** start DATA SECTION **

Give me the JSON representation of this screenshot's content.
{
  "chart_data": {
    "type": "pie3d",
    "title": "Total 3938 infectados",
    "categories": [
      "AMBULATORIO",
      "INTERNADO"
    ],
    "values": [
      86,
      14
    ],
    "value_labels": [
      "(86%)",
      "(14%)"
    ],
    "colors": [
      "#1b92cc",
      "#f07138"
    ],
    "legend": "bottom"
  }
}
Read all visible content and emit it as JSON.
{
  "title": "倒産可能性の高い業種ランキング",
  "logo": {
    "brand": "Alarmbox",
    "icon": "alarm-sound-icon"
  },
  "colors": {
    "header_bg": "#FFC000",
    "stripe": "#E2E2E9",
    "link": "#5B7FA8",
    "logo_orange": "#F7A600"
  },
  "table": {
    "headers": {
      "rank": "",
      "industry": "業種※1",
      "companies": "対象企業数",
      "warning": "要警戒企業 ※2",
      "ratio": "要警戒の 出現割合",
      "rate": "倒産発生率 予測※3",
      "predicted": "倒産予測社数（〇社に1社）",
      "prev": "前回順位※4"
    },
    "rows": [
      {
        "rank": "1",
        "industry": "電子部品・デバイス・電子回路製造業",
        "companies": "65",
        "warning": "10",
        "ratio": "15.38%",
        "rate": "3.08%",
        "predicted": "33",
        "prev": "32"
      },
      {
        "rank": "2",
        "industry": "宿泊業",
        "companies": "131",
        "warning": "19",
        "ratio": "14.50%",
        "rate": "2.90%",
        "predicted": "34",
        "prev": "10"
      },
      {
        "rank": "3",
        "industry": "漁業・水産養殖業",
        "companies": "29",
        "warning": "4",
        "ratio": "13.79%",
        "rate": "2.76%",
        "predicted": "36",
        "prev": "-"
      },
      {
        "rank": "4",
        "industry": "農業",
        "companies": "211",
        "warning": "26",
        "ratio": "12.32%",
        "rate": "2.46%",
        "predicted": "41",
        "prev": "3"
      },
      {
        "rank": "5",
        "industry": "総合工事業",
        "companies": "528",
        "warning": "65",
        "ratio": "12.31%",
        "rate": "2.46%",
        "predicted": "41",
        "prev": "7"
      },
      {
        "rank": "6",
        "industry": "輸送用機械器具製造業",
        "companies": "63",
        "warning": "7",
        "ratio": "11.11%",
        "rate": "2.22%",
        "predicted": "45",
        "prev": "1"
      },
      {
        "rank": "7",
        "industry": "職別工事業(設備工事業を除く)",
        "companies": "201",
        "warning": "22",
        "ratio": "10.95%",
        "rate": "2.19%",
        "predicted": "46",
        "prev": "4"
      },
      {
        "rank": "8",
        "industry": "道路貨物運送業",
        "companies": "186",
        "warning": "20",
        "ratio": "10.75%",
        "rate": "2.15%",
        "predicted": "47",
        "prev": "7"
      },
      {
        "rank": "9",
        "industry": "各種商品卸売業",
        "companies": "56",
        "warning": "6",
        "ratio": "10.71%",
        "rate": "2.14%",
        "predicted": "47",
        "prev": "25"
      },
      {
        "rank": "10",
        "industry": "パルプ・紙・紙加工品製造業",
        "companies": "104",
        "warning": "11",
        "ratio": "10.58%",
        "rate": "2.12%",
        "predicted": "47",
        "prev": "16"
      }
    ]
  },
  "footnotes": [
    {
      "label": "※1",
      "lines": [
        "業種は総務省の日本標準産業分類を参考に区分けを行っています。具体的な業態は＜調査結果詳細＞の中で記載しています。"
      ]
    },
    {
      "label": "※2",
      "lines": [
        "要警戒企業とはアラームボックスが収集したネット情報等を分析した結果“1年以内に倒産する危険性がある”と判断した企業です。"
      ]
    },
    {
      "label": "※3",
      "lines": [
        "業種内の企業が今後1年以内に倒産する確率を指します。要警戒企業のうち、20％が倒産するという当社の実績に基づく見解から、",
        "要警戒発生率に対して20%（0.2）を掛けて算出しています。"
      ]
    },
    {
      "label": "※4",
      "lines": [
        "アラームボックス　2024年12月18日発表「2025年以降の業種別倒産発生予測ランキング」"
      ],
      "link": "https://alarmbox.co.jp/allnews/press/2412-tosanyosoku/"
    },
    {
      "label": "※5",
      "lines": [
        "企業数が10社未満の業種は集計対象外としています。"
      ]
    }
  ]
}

** end DATA SECTION **

Return the lines of the records that include the string "title".

    "title": "Total 3938 infectados",
  "title": "倒産可能性の高い業種ランキング",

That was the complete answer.